*Stated exercise*
Every record that follows should be printed verbatim.

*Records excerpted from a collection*
*****
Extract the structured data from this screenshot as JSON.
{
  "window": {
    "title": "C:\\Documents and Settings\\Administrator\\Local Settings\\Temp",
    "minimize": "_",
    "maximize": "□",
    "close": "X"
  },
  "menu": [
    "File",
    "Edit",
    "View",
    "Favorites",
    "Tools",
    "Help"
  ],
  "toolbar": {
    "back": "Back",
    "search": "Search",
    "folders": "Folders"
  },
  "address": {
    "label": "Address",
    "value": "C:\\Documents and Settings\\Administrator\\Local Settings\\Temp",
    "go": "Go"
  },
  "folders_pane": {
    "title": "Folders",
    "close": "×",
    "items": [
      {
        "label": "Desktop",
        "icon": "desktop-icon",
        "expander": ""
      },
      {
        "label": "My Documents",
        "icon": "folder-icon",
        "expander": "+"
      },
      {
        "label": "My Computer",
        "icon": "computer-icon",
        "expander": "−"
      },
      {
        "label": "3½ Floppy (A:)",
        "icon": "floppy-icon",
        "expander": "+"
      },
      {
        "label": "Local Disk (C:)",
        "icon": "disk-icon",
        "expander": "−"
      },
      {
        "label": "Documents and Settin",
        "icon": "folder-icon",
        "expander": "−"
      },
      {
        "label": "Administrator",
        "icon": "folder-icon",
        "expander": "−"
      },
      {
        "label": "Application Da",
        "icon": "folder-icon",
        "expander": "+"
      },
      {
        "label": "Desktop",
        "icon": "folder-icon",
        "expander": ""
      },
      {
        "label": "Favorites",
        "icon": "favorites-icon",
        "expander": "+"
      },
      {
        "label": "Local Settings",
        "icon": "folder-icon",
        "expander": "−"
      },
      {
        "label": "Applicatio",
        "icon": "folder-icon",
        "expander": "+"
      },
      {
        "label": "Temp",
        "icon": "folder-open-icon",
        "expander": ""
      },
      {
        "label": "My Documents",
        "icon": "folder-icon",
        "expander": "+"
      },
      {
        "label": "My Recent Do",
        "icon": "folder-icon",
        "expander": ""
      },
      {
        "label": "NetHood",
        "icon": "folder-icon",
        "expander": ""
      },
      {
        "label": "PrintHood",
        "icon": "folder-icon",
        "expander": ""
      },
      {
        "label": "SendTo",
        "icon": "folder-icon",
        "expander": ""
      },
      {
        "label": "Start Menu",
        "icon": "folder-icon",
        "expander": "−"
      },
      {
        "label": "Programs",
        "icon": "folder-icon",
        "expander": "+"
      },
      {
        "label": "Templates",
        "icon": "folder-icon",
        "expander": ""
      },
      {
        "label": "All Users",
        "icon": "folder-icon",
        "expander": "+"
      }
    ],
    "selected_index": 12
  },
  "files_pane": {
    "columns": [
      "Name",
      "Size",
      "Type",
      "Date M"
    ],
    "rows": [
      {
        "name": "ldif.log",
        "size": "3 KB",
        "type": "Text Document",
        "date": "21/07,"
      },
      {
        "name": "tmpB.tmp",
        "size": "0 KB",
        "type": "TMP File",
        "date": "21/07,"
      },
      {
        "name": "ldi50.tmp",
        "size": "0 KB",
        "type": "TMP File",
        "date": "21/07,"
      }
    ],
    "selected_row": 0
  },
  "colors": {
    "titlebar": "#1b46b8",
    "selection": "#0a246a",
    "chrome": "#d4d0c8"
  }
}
*****
*Solution for this problem*
Extract the structured data from this screenshot as JSON.
{
  "window": {
    "title": "C:\\Documents and Settings\\Administrator\\Local Settings\\Temp",
    "minimize": "_",
    "maximize": "□",
    "close": "X"
  },
  "menu": [
    "File",
    "Edit",
    "View",
    "Favorites",
    "Tools",
    "Help"
  ],
  "toolbar": {
    "back": "Back",
    "search": "Search",
    "folders": "Folders"
  },
  "address": {
    "label": "Address",
    "value": "C:\\Documents and Settings\\Administrator\\Local Settings\\Temp",
    "go": "Go"
  },
  "folders_pane": {
    "title": "Folders",
    "close": "×",
    "items": [
      {
        "label": "Desktop",
        "icon": "desktop-icon",
        "expander": ""
      },
      {
        "label": "My Documents",
        "icon": "folder-icon",
        "expander": "+"
      },
      {
        "label": "My Computer",
        "icon": "computer-icon",
        "expander": "−"
      },
      {
        "label": "3½ Floppy (A:)",
        "icon": "floppy-icon",
        "expander": "+"
      },
      {
        "label": "Local Disk (C:)",
        "icon": "disk-icon",
        "expander": "−"
      },
      {
        "label": "Documents and Settin",
        "icon": "folder-icon",
        "expander": "−"
      },
      {
        "label": "Administrator",
        "icon": "folder-icon",
        "expander": "−"
      },
      {
        "label": "Application Da",
        "icon": "folder-icon",
        "expander": "+"
      },
      {
        "label": "Desktop",
        "icon": "folder-icon",
        "expander": ""
      },
      {
        "label": "Favorites",
        "icon": "favorites-icon",
        "expander": "+"
      },
      {
        "label": "Local Settings",
        "icon": "folder-icon",
        "expander": "−"
      },
      {
        "label": "Applicatio",
        "icon": "folder-icon",
        "expander": "+"
      },
      {
        "label": "Temp",
        "icon": "folder-open-icon",
        "expander": ""
      },
      {
        "label": "My Documents",
        "icon": "folder-icon",
        "expander": "+"
      },
      {
        "label": "My Recent Do",
        "icon": "folder-icon",
        "expander": ""
      },
      {
        "label": "NetHood",
        "icon": "folder-icon",
        "expander": ""
      },
      {
        "label": "PrintHood",
        "icon": "folder-icon",
        "expander": ""
      },
      {
        "label": "SendTo",
        "icon": "folder-icon",
        "expander": ""
      },
      {
        "label": "Start Menu",
        "icon": "folder-icon",
        "expander": "−"
      },
      {
        "label": "Programs",
        "icon": "folder-icon",
        "expander": "+"
      },
      {
        "label": "Templates",
        "icon": "folder-icon",
        "expander": ""
      },
      {
        "label": "All Users",
        "icon": "folder-icon",
        "expander": "+"
      }
    ],
    "selected_index": 12
  },
  "files_pane": {
    "columns": [
      "Name",
      "Size",
      "Type",
      "Date M"
    ],
    "rows": [
      {
        "name": "ldif.log",
        "size": "3 KB",
        "type": "Text Document",
        "date": "21/07,"
      },
      {
        "name": "tmpB.tmp",
        "size": "0 KB",
        "type": "TMP File",
        "date": "21/07,"
      },
      {
        "name": "ldi50.tmp",
        "size": "0 KB",
        "type": "TMP File",
        "date": "21/07,"
      }
    ],
    "selected_row": 0
  },
  "colors": {
    "titlebar": "#1b46b8",
    "selection": "#0a246a",
    "chrome": "#d4d0c8"
  }
}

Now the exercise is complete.